[Collection entries]

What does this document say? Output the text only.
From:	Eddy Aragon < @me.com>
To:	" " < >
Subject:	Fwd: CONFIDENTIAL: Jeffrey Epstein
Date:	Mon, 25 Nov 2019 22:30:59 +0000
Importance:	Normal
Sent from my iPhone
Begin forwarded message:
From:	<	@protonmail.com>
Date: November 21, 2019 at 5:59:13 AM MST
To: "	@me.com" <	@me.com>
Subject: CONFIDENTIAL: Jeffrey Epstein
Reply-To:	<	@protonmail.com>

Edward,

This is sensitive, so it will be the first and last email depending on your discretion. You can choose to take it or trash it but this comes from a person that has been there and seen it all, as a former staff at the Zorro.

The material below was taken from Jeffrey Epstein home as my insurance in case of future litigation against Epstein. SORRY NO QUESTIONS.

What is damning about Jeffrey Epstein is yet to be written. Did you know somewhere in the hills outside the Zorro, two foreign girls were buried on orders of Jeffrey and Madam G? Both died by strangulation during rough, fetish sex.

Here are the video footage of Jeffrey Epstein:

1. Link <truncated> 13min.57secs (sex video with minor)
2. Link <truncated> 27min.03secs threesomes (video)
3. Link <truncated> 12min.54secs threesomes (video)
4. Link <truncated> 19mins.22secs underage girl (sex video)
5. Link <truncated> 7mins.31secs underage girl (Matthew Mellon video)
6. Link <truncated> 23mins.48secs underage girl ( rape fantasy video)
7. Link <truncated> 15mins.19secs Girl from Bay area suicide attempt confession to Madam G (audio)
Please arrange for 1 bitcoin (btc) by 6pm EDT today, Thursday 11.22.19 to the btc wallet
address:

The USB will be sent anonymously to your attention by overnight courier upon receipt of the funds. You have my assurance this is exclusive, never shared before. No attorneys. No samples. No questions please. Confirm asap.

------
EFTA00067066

__Exercise aim__.
Look through the data and show every line containing "protonmail".

__Task solution__.
From:	<	@protonmail.com>
Reply-To:	<	@protonmail.com>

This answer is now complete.